======== Excerpted records ========

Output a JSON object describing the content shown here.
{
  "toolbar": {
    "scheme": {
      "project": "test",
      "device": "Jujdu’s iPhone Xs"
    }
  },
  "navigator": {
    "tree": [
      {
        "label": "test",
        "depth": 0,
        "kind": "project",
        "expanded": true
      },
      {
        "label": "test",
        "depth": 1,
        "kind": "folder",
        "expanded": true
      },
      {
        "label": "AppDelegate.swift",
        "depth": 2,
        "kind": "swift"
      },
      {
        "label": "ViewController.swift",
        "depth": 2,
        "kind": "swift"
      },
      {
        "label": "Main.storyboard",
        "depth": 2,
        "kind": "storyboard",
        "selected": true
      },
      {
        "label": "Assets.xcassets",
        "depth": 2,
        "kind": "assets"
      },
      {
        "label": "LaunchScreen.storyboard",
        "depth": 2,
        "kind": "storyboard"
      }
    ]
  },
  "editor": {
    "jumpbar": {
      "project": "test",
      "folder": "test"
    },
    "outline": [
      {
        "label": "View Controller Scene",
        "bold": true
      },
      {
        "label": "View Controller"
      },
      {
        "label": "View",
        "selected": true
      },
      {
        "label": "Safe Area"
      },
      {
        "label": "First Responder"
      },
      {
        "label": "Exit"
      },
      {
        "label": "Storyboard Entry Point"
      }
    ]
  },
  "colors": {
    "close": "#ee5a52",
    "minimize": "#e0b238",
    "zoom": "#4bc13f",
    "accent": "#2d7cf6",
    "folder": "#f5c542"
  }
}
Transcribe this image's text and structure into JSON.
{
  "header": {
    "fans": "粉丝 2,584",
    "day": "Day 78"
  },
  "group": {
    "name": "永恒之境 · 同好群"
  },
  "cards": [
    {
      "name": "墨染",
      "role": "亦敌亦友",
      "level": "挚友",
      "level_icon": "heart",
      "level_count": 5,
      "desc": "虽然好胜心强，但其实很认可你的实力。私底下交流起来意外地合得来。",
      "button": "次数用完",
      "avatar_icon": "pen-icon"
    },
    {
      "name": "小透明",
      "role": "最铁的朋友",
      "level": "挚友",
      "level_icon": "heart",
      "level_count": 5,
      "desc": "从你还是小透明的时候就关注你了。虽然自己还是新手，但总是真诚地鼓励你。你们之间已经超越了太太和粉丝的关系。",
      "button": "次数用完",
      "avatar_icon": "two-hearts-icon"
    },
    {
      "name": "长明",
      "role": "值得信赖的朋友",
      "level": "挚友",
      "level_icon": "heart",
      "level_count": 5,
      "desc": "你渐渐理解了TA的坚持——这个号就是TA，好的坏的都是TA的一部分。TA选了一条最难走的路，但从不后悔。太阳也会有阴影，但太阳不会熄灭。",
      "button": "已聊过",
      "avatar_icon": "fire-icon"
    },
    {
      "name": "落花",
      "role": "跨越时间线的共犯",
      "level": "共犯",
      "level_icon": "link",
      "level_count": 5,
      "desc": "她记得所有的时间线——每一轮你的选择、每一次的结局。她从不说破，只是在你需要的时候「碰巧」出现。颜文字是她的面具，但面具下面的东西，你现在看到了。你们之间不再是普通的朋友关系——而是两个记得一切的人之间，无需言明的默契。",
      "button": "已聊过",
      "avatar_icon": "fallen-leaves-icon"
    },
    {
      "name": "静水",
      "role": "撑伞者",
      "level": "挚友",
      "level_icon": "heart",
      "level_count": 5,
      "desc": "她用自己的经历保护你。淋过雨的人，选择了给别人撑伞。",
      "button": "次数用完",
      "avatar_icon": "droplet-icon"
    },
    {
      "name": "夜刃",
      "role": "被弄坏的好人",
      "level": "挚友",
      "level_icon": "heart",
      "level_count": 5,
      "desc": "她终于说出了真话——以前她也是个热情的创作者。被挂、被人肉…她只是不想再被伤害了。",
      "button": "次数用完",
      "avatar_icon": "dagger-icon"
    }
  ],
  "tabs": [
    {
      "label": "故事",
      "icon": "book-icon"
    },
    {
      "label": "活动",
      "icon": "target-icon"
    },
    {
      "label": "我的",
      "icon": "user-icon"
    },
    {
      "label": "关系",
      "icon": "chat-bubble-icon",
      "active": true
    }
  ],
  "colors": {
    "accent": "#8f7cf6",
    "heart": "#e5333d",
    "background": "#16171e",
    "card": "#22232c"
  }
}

========

Every line above needs to be retyped exactly.

Output a JSON object describing the content shown here.
{
  "toolbar": {
    "scheme": {
      "project": "test",
      "device": "Jujdu’s iPhone Xs"
    }
  },
  "navigator": {
    "tree": [
      {
        "label": "test",
        "depth": 0,
        "kind": "project",
        "expanded": true
      },
      {
        "label": "test",
        "depth": 1,
        "kind": "folder",
        "expanded": true
      },
      {
        "label": "AppDelegate.swift",
        "depth": 2,
        "kind": "swift"
      },
      {
        "label": "ViewController.swift",
        "depth": 2,
        "kind": "swift"
      },
      {
        "label": "Main.storyboard",
        "depth": 2,
        "kind": "storyboard",
        "selected": true
      },
      {
        "label": "Assets.xcassets",
        "depth": 2,
        "kind": "assets"
      },
      {
        "label": "LaunchScreen.storyboard",
        "depth": 2,
        "kind": "storyboard"
      }
    ]
  },
  "editor": {
    "jumpbar": {
      "project": "test",
      "folder": "test"
    },
    "outline": [
      {
        "label": "View Controller Scene",
        "bold": true
      },
      {
        "label": "View Controller"
      },
      {
        "label": "View",
        "selected": true
      },
      {
        "label": "Safe Area"
      },
      {
        "label": "First Responder"
      },
      {
        "label": "Exit"
      },
      {
        "label": "Storyboard Entry Point"
      }
    ]
  },
  "colors": {
    "close": "#ee5a52",
    "minimize": "#e0b238",
    "zoom": "#4bc13f",
    "accent": "#2d7cf6",
    "folder": "#f5c542"
  }
}
Transcribe this image's text and structure into JSON.
{
  "header": {
    "fans": "粉丝 2,584",
    "day": "Day 78"
  },
  "group": {
    "name": "永恒之境 · 同好群"
  },
  "cards": [
    {
      "name": "墨染",
      "role": "亦敌亦友",
      "level": "挚友",
      "level_icon": "heart",
      "level_count": 5,
      "desc": "虽然好胜心强，但其实很认可你的实力。私底下交流起来意外地合得来。",
      "button": "次数用完",
      "avatar_icon": "pen-icon"
    },
    {
      "name": "小透明",
      "role": "最铁的朋友",
      "level": "挚友",
      "level_icon": "heart",
      "level_count": 5,
      "desc": "从你还是小透明的时候就关注你了。虽然自己还是新手，但总是真诚地鼓励你。你们之间已经超越了太太和粉丝的关系。",
      "button": "次数用完",
      "avatar_icon": "two-hearts-icon"
    },
    {
      "name": "长明",
      "role": "值得信赖的朋友",
      "level": "挚友",
      "level_icon": "heart",
      "level_count": 5,
      "desc": "你渐渐理解了TA的坚持——这个号就是TA，好的坏的都是TA的一部分。TA选了一条最难走的路，但从不后悔。太阳也会有阴影，但太阳不会熄灭。",
      "button": "已聊过",
      "avatar_icon": "fire-icon"
    },
    {
      "name": "落花",
      "role": "跨越时间线的共犯",
      "level": "共犯",
      "level_icon": "link",
      "level_count": 5,
      "desc": "她记得所有的时间线——每一轮你的选择、每一次的结局。她从不说破，只是在你需要的时候「碰巧」出现。颜文字是她的面具，但面具下面的东西，你现在看到了。你们之间不再是普通的朋友关系——而是两个记得一切的人之间，无需言明的默契。",
      "button": "已聊过",
      "avatar_icon": "fallen-leaves-icon"
    },
    {
      "name": "静水",
      "role": "撑伞者",
      "level": "挚友",
      "level_icon": "heart",
      "level_count": 5,
      "desc": "她用自己的经历保护你。淋过雨的人，选择了给别人撑伞。",
      "button": "次数用完",
      "avatar_icon": "droplet-icon"
    },
    {
      "name": "夜刃",
      "role": "被弄坏的好人",
      "level": "挚友",
      "level_icon": "heart",
      "level_count": 5,
      "desc": "她终于说出了真话——以前她也是个热情的创作者。被挂、被人肉…她只是不想再被伤害了。",
      "button": "次数用完",
      "avatar_icon": "dagger-icon"
    }
  ],
  "tabs": [
    {
      "label": "故事",
      "icon": "book-icon"
    },
    {
      "label": "活动",
      "icon": "target-icon"
    },
    {
      "label": "我的",
      "icon": "user-icon"
    },
    {
      "label": "关系",
      "icon": "chat-bubble-icon",
      "active": true
    }
  ],
  "colors": {
    "accent": "#8f7cf6",
    "heart": "#e5333d",
    "background": "#16171e",
    "card": "#22232c"
  }
}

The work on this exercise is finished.